* What you need to do
Where does the string "content" appear? Copy every line of the entries below that holds it.

* Extracted data
++++++++++

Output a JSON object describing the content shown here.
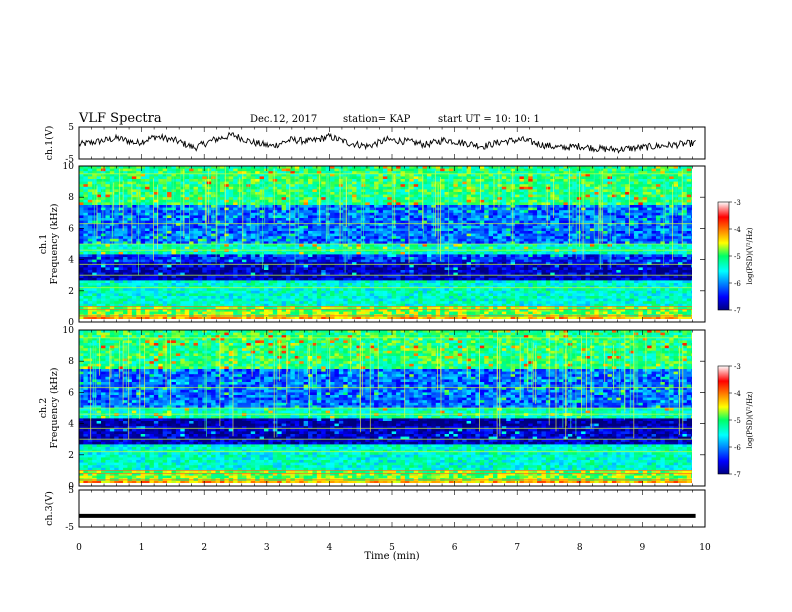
{
  "header": {
    "title": "VLF Spectra",
    "date": "Dec.12, 2017",
    "station": "station= KAP",
    "start": "start  UT =   10: 10: 1"
  },
  "chart_data": [
    {
      "type": "line",
      "ylabel": "ch.1(V)",
      "ylim": [
        -5,
        5
      ],
      "yticks": [
        "5",
        "-5"
      ],
      "xlim": [
        0,
        10
      ],
      "description_of_series": "noisy waveform oscillating around 0 V",
      "series": [
        {
          "values": [
            -0.5,
            0.5,
            1.5,
            0.0,
            2.0,
            0.8,
            -1.5,
            1.0,
            2.5,
            0.2,
            -1.0,
            1.0,
            0.5,
            2.0,
            0.0,
            -1.0,
            1.0,
            0.5,
            -0.5,
            1.0,
            0.0,
            -1.0,
            0.5,
            1.0,
            -0.5,
            -1.5,
            -1.0,
            -1.8,
            -2.0,
            -1.5,
            -1.0,
            -0.5,
            0.0
          ]
        }
      ]
    },
    {
      "type": "heatmap",
      "ylabel": "ch.1\nFrequency (kHz)",
      "ylim": [
        0,
        10
      ],
      "yticks": [
        "0",
        "2",
        "4",
        "6",
        "8",
        "10"
      ],
      "xlim": [
        0,
        10
      ],
      "colorbar": {
        "label": "log(PSD)(V²/Hz)",
        "range": [
          -7,
          -3
        ],
        "ticks": [
          "-3",
          "-4",
          "-5",
          "-6",
          "-7"
        ]
      }
    },
    {
      "type": "heatmap",
      "ylabel": "ch.2\nFrequency (kHz)",
      "ylim": [
        0,
        10
      ],
      "yticks": [
        "0",
        "2",
        "4",
        "6",
        "8",
        "10"
      ],
      "xlim": [
        0,
        10
      ],
      "colorbar": {
        "label": "log(PSD)(V²/Hz)",
        "range": [
          -7,
          -3
        ],
        "ticks": [
          "-3",
          "-4",
          "-5",
          "-6",
          "-7"
        ]
      }
    },
    {
      "type": "line",
      "ylabel": "ch.3(V)",
      "ylim": [
        -5,
        5
      ],
      "yticks": [
        "5",
        "-5"
      ],
      "xlim": [
        0,
        10
      ],
      "series": [
        {
          "values": [
            -2.0,
            -2.0
          ]
        }
      ]
    }
  ],
  "xaxis": {
    "label": "Time  (min)",
    "ticks": [
      "0",
      "1",
      "2",
      "3",
      "4",
      "5",
      "6",
      "7",
      "8",
      "9",
      "10"
    ]
  }
}
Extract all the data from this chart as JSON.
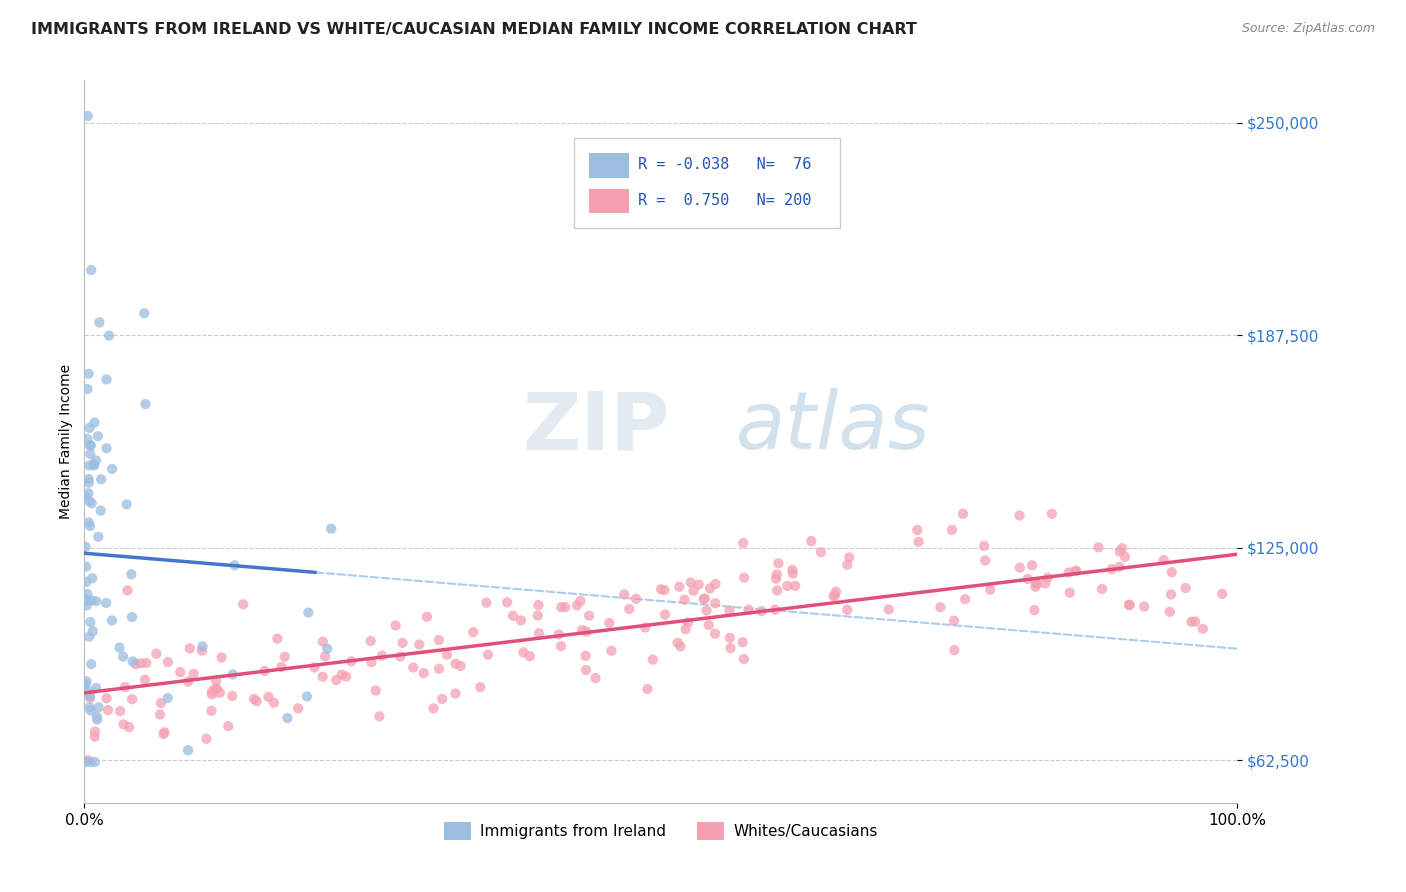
{
  "title": "IMMIGRANTS FROM IRELAND VS WHITE/CAUCASIAN MEDIAN FAMILY INCOME CORRELATION CHART",
  "source": "Source: ZipAtlas.com",
  "ylabel": "Median Family Income",
  "xlim": [
    0,
    1
  ],
  "ylim": [
    50000,
    262500
  ],
  "yticks": [
    62500,
    125000,
    187500,
    250000
  ],
  "ytick_labels": [
    "$62,500",
    "$125,000",
    "$187,500",
    "$250,000"
  ],
  "xtick_labels": [
    "0.0%",
    "100.0%"
  ],
  "legend_r_blue": "-0.038",
  "legend_n_blue": "76",
  "legend_r_pink": "0.750",
  "legend_n_pink": "200",
  "blue_color": "#9abde0",
  "pink_color": "#f4a0b0",
  "trendline_blue_color": "#4477cc",
  "trendline_pink_color": "#e0507a",
  "dashed_blue_color": "#aaccee",
  "watermark_zip_color": "#d8e8f0",
  "watermark_atlas_color": "#c8d8e8"
}
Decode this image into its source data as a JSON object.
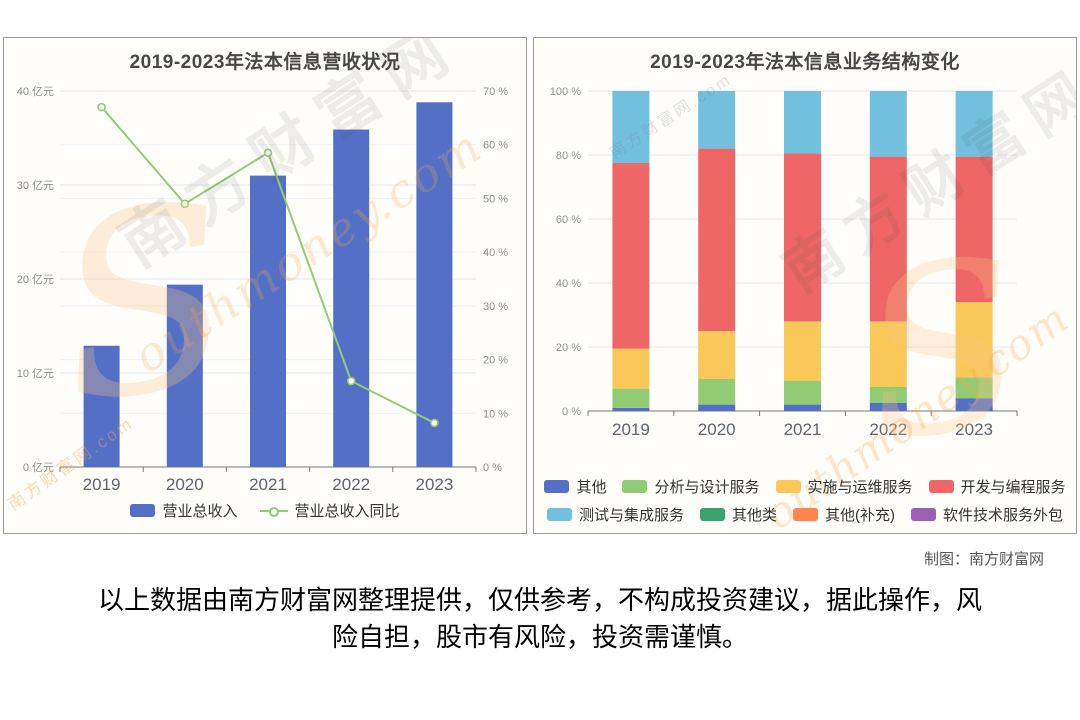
{
  "page": {
    "credit": "制图：南方财富网",
    "disclaimer": [
      "以上数据由南方财富网整理提供，仅供参考，不构成投资建议，据此操作，风",
      "险自担，股市有风险，投资需谨慎。"
    ]
  },
  "watermarks": {
    "brand_cn": "南方财富网",
    "brand_en": "outhmoney.com",
    "swoosh": "S",
    "site": "南方财富网.com"
  },
  "colors": {
    "bar_blue": "#5470C6",
    "line_green": "#91CC75",
    "grid": "#e2e8f2",
    "axis": "#76797e",
    "tick_label": "#8e8e8e",
    "x_label": "#5d646f"
  },
  "chart_data": [
    {
      "type": "bar",
      "subtype": "bar-with-line",
      "title": "2019-2023年法本信息营收状况",
      "categories": [
        "2019",
        "2020",
        "2021",
        "2022",
        "2023"
      ],
      "series": [
        {
          "name": "营业总收入",
          "kind": "bar",
          "axis": "left",
          "unit": "亿元",
          "color": "#5470C6",
          "values": [
            12.9,
            19.4,
            31.0,
            35.9,
            38.8
          ]
        },
        {
          "name": "营业总收入同比",
          "kind": "line",
          "axis": "right",
          "unit": "%",
          "color": "#91CC75",
          "values": [
            67,
            49,
            58.5,
            16,
            8.2
          ]
        }
      ],
      "y_left": {
        "min": 0,
        "max": 40,
        "step": 10,
        "unit": "亿元"
      },
      "y_right": {
        "min": 0,
        "max": 70,
        "step": 10,
        "unit": "%"
      },
      "grid": true,
      "legend_position": "bottom"
    },
    {
      "type": "bar",
      "subtype": "stacked-percent",
      "title": "2019-2023年法本信息业务结构变化",
      "categories": [
        "2019",
        "2020",
        "2021",
        "2022",
        "2023"
      ],
      "series": [
        {
          "name": "其他",
          "color": "#5470C6",
          "values": [
            1,
            2,
            2,
            2.5,
            4
          ]
        },
        {
          "name": "分析与设计服务",
          "color": "#91CC75",
          "values": [
            6,
            8,
            7.5,
            5,
            6.5
          ]
        },
        {
          "name": "实施与运维服务",
          "color": "#FAC858",
          "values": [
            12.5,
            15,
            18.5,
            20.5,
            23.5
          ]
        },
        {
          "name": "开发与编程服务",
          "color": "#EE6666",
          "values": [
            58,
            57,
            52.5,
            51.5,
            45.5
          ]
        },
        {
          "name": "测试与集成服务",
          "color": "#73C0DE",
          "values": [
            22.5,
            18,
            19.5,
            20.5,
            20.5
          ]
        },
        {
          "name": "其他类",
          "color": "#3BA272",
          "values": [
            0,
            0,
            0,
            0,
            0
          ]
        },
        {
          "name": "其他(补充)",
          "color": "#FC8452",
          "values": [
            0,
            0,
            0,
            0,
            0
          ]
        },
        {
          "name": "软件技术服务外包",
          "color": "#9A60B4",
          "values": [
            0,
            0,
            0,
            0,
            0
          ]
        }
      ],
      "y": {
        "min": 0,
        "max": 100,
        "step": 20,
        "unit": "%"
      },
      "legend_rows": [
        [
          0,
          1,
          2,
          3
        ],
        [
          4,
          5,
          6,
          7
        ]
      ],
      "grid": true,
      "legend_position": "bottom"
    }
  ]
}
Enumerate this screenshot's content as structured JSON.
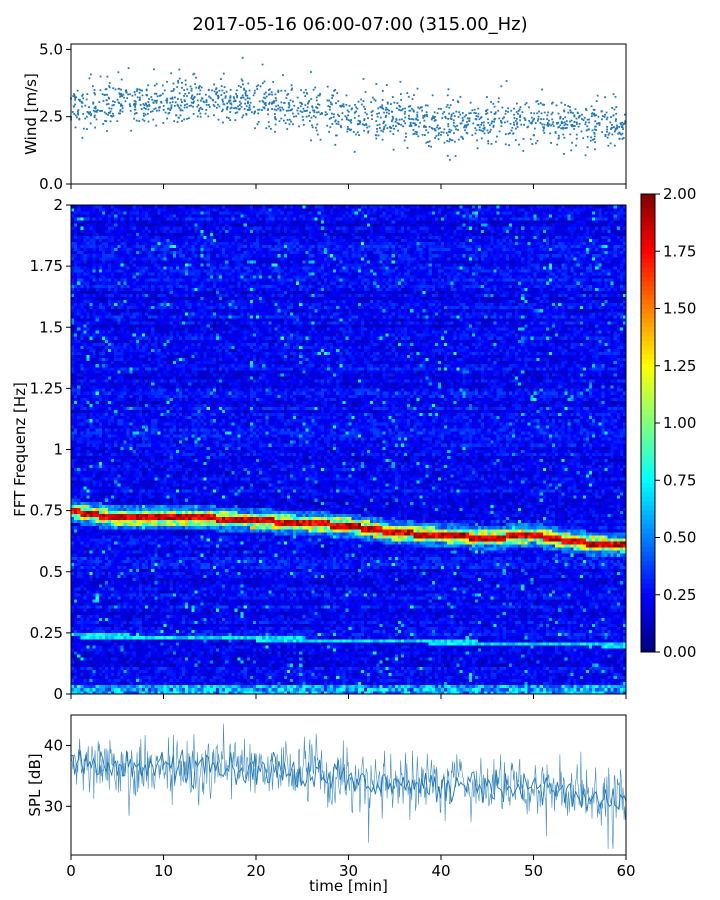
{
  "title": "2017-05-16 06:00-07:00 (315.00_Hz)",
  "chart_data": [
    {
      "type": "scatter",
      "ylabel": "Wind [m/s]",
      "xlim": [
        0,
        60
      ],
      "ylim": [
        0,
        5.2
      ],
      "yticks": [
        "0.0",
        "2.5",
        "5.0"
      ],
      "trend": {
        "x": [
          0,
          5,
          10,
          15,
          20,
          25,
          30,
          35,
          40,
          45,
          50,
          55,
          60
        ],
        "y": [
          2.8,
          3.1,
          3.0,
          3.1,
          3.0,
          2.8,
          2.5,
          2.5,
          2.2,
          2.3,
          2.4,
          2.3,
          2.2
        ]
      },
      "color": "#1f77b4"
    },
    {
      "type": "heatmap",
      "ylabel": "FFT Frequenz [Hz]",
      "xlim": [
        0,
        60
      ],
      "ylim": [
        0,
        2
      ],
      "yticks": [
        "0",
        "0.25",
        "0.5",
        "0.75",
        "1",
        "1.25",
        "1.5",
        "1.75",
        "2"
      ],
      "colorbar": {
        "min": 0,
        "max": 2,
        "ticks": [
          "0.00",
          "0.25",
          "0.50",
          "0.75",
          "1.00",
          "1.25",
          "1.50",
          "1.75",
          "2.00"
        ],
        "colormap": "jet"
      },
      "peak_line": {
        "x": [
          0,
          5,
          10,
          15,
          20,
          25,
          30,
          35,
          40,
          45,
          50,
          55,
          60
        ],
        "freq": [
          0.75,
          0.72,
          0.72,
          0.72,
          0.71,
          0.7,
          0.69,
          0.66,
          0.65,
          0.64,
          0.65,
          0.62,
          0.61
        ]
      },
      "secondary_line": {
        "x": [
          0,
          60
        ],
        "freq": [
          0.24,
          0.2
        ]
      }
    },
    {
      "type": "line",
      "ylabel": "SPL [dB]",
      "xlabel": "time [min]",
      "xlim": [
        0,
        60
      ],
      "ylim": [
        22,
        45
      ],
      "yticks": [
        "30",
        "40"
      ],
      "xticks": [
        "0",
        "10",
        "20",
        "30",
        "40",
        "50",
        "60"
      ],
      "trend": {
        "x": [
          0,
          5,
          10,
          15,
          20,
          25,
          30,
          35,
          40,
          45,
          50,
          55,
          60
        ],
        "y": [
          37,
          37,
          36.5,
          36.5,
          36.5,
          35.5,
          34.5,
          33.5,
          33,
          33.5,
          33,
          31.5,
          31
        ]
      },
      "color": "#1f77b4"
    }
  ]
}
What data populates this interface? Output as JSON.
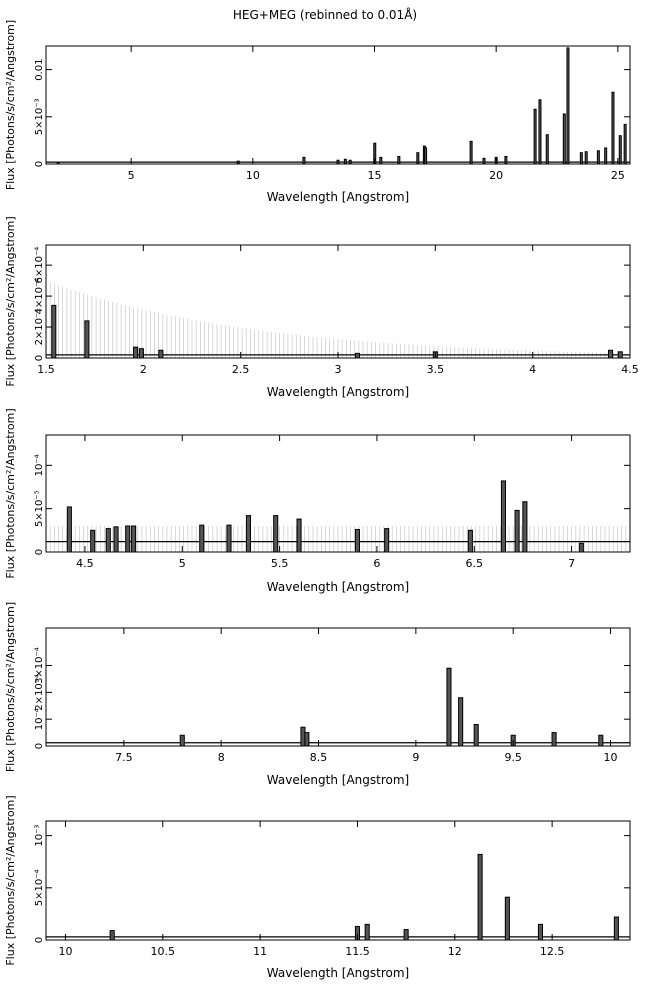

++++++++++

* Solution to this exercise
Output a JSON object describing the content shown here.
Enumerate this screenshot's content as structured JSON.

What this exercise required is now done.